**Set exercise**
Read the listing below and copy out every line that holds "name".

**Dataset excerpts**

*****

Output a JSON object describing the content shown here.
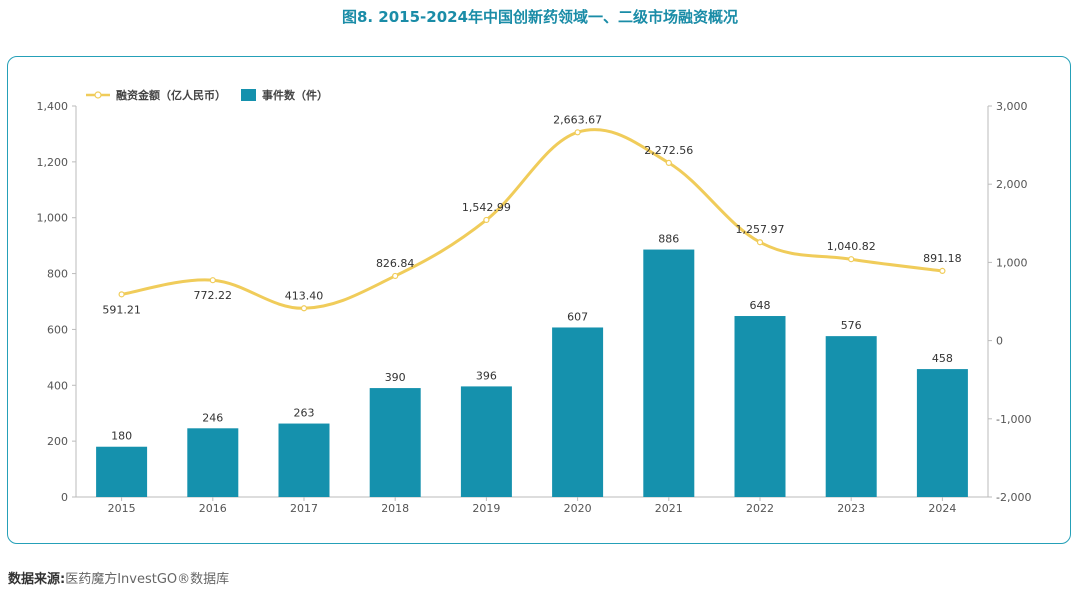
{
  "figure": {
    "title": "图8. 2015-2024年中国创新药领域一、二级市场融资概况"
  },
  "source": {
    "label": "数据来源:",
    "text": "医药魔方InvestGO®数据库"
  },
  "colors": {
    "bar": "#1591ad",
    "line": "#f0cc5a",
    "title": "#1a8ca7",
    "border": "#25a0b8"
  },
  "chart_data": {
    "type": "bar",
    "categories": [
      "2015",
      "2016",
      "2017",
      "2018",
      "2019",
      "2020",
      "2021",
      "2022",
      "2023",
      "2024"
    ],
    "series": [
      {
        "name": "事件数（件）",
        "type": "bar",
        "axis": "left",
        "values": [
          180,
          246,
          263,
          390,
          396,
          607,
          886,
          648,
          576,
          458
        ],
        "labels": [
          "180",
          "246",
          "263",
          "390",
          "396",
          "607",
          "886",
          "648",
          "576",
          "458"
        ]
      },
      {
        "name": "融资金额（亿人民币）",
        "type": "line",
        "axis": "right",
        "values": [
          591.21,
          772.22,
          413.4,
          826.84,
          1542.99,
          2663.67,
          2272.56,
          1257.97,
          1040.82,
          891.18
        ],
        "labels": [
          "591.21",
          "772.22",
          "413.40",
          "826.84",
          "1,542.99",
          "2,663.67",
          "2,272.56",
          "1,257.97",
          "1,040.82",
          "891.18"
        ]
      }
    ],
    "ylim_left": [
      0,
      1400
    ],
    "yticks_left": [
      "0",
      "200",
      "400",
      "600",
      "800",
      "1,000",
      "1,200",
      "1,400"
    ],
    "ylim_right": [
      -2000,
      3000
    ],
    "yticks_right": [
      "-2,000",
      "-1,000",
      "0",
      "1,000",
      "2,000",
      "3,000"
    ],
    "legend_position": "top-left",
    "grid": false
  }
}
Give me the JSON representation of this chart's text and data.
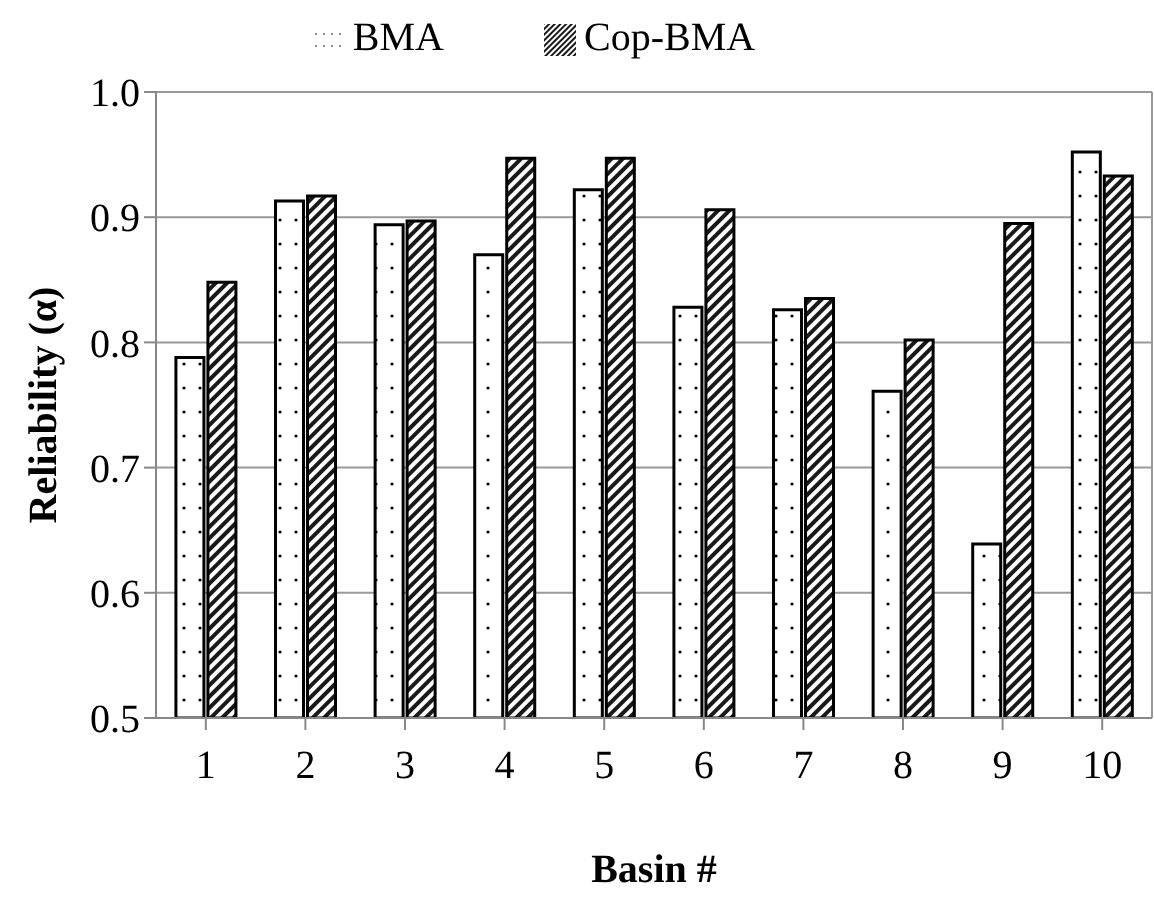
{
  "chart_data": {
    "type": "bar",
    "xlabel": "Basin #",
    "ylabel": "Reliability (α)",
    "categories": [
      "1",
      "2",
      "3",
      "4",
      "5",
      "6",
      "7",
      "8",
      "9",
      "10"
    ],
    "series": [
      {
        "name": "BMA",
        "color": "#000000",
        "values": [
          0.788,
          0.913,
          0.894,
          0.87,
          0.922,
          0.828,
          0.826,
          0.761,
          0.639,
          0.952
        ]
      },
      {
        "name": "Cop-BMA",
        "color": "#000000",
        "values": [
          0.848,
          0.917,
          0.897,
          0.947,
          0.947,
          0.906,
          0.835,
          0.802,
          0.895,
          0.933
        ]
      }
    ],
    "ylim": [
      0.5,
      1.0
    ],
    "yticks": [
      {
        "value": 0.5,
        "label": "0.5"
      },
      {
        "value": 0.6,
        "label": "0.6"
      },
      {
        "value": 0.7,
        "label": "0.7"
      },
      {
        "value": 0.8,
        "label": "0.8"
      },
      {
        "value": 0.9,
        "label": "0.9"
      },
      {
        "value": 1.0,
        "label": "1.0"
      }
    ],
    "grid": "y",
    "legend": "top"
  }
}
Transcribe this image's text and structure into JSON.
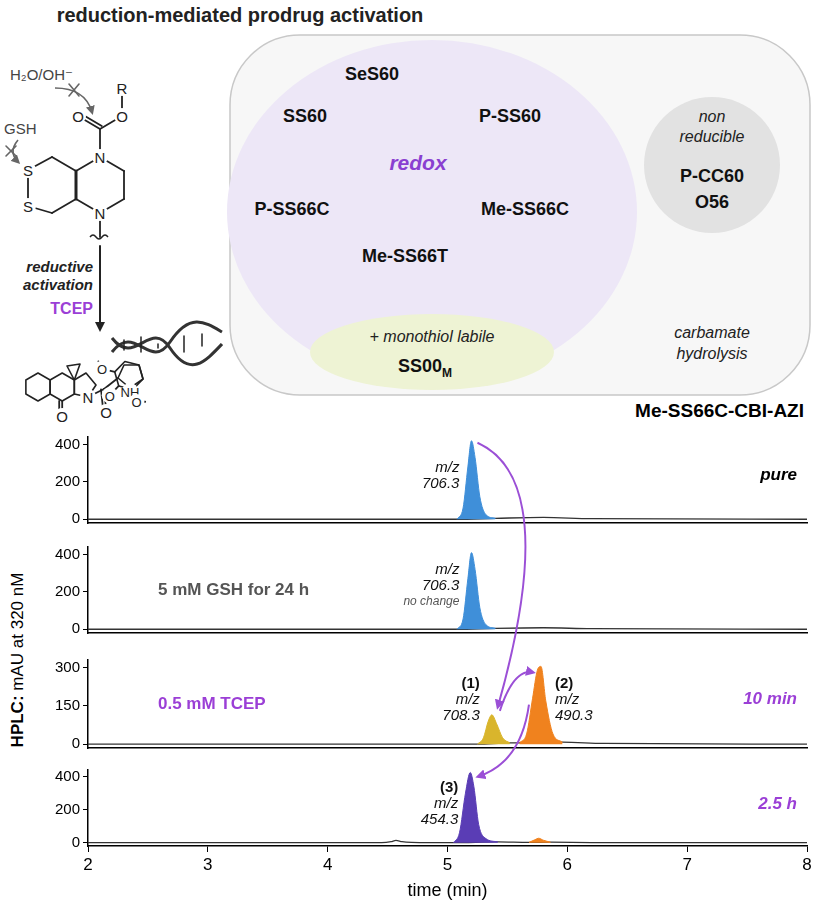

*****

**Result of this task**
        "name": "事件数（件）",
        "name": "融资金额（亿人民币）",
        "name": "BMA",
        "name": "Cop-BMA",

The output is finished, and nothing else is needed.